Source excerpt —
Tuesday, September 23, 2008

TIme Line 1

01.The Garden of Forking Paths,
Jorge Luis Borges, 1941
--Helped develop concept of hypertext
novel (def. Novel can be read in many
different ways)
--greatly influenced the first hypertext
novel Hopscotch by Julio Cortazar,
1963
02.As We May Think,
Vannevar Bush, 1945
--published in Atlantic Monthly, 1945
--Bush main creator behind the US
Military Industrial Complex during
WWII, 1940
--Bush developed first analog computing
projects at MIT
--Bush developed new ideas in
information storage, "MEMEX"
--MEMEX is a mechanized personal library
in the shape of a desk

Borges and the Internet

Although I have read “The Garden of Forking Paths” several times, but I wasn’t sure how it would work as a hypertext fiction. After reading it in this light, I felt that the story worked as an introduction to digital media on two levels. First, the internal story of Ts’ui Pen’s novel, the fictional labyrinth which branches infinitely over time, is a model for the circularity and infinite variety available through computing and the internet. Secondly, the frame story also happens to describe the context of the birth of computing, which Vannevar Bush is writing out of. It describes a situation of World War II intelligence and codes, of increased communication and global contact. It also shows an increasingly complicated world enshrouded in many layers of intellectual ambiguity. All of these themes are the same ones that contributed to the development of the first computers.

Listed entries —
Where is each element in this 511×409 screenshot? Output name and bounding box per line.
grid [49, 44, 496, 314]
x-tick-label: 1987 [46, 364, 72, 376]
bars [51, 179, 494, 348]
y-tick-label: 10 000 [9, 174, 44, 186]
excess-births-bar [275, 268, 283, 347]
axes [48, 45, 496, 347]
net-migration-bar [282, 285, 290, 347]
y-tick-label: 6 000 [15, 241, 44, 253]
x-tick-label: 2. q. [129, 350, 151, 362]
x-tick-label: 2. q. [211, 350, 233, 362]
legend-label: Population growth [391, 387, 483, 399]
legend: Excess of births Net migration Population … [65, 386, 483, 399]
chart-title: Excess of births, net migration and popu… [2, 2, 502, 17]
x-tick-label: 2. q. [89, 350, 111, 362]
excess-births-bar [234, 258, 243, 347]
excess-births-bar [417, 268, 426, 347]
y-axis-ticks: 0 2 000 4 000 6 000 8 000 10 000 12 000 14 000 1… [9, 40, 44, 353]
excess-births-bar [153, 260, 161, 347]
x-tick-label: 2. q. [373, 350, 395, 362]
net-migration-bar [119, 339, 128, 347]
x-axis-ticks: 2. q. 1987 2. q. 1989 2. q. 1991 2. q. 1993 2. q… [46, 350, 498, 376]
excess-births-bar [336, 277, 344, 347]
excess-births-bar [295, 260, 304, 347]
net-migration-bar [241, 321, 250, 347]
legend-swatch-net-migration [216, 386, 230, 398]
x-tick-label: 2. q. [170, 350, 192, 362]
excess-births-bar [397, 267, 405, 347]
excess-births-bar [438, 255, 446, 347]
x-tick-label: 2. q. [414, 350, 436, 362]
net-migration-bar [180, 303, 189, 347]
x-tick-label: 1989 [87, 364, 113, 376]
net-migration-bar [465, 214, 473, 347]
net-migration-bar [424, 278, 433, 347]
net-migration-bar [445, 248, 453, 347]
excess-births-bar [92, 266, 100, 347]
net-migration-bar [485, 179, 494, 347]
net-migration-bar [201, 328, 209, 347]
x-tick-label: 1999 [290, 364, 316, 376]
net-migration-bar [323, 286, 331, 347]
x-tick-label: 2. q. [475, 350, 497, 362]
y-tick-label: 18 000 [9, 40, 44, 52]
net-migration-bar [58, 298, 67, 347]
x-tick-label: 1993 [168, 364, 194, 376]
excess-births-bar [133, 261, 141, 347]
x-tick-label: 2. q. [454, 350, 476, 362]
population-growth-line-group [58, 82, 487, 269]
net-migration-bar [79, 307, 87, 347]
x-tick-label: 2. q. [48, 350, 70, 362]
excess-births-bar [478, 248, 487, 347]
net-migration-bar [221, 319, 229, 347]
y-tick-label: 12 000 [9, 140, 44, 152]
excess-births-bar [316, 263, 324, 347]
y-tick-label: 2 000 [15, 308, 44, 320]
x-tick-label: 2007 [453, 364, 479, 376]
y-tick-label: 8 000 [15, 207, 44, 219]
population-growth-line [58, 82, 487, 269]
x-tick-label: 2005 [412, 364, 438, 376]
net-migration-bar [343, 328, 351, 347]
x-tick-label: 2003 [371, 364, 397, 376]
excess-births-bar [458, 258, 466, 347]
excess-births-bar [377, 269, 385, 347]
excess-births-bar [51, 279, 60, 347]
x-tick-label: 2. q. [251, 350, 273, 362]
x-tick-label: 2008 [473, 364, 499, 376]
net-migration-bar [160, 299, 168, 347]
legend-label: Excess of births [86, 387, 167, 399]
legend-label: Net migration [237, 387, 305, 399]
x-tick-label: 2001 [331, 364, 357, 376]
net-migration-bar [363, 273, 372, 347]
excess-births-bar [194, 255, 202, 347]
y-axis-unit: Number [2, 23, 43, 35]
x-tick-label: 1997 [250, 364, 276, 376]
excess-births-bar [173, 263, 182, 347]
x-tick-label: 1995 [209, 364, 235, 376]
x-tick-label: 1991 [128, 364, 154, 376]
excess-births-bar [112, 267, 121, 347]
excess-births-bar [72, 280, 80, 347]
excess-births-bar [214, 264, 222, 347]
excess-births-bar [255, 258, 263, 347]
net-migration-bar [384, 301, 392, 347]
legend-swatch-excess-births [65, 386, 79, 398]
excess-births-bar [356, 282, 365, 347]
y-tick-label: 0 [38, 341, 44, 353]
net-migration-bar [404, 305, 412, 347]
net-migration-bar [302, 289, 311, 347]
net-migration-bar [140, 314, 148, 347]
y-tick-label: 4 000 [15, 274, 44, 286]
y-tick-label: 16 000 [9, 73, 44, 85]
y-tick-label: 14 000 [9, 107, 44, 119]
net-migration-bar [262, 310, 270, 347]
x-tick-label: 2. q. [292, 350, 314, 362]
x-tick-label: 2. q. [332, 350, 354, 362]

Tasks to perform —
1. Using the Borges post, explain in one to three sentences why the writer says the frame story of "The Garden of Forking Paths" describes the context of the birth of computing.
2. According to the Borges post, in what publication did "As We May Think" appear?
The lines above are separate material, apart from the Borges post.

List of solutions —
1. The frame story depicts World War II intelligence and codes, increased communication and global contact, and an increasingly complicated world enshrouded in many layers of intellectual ambiguity. The writer says these are the same themes that contributed to the development of the first computers.

2. It appeared in Atlantic Monthly in 1945.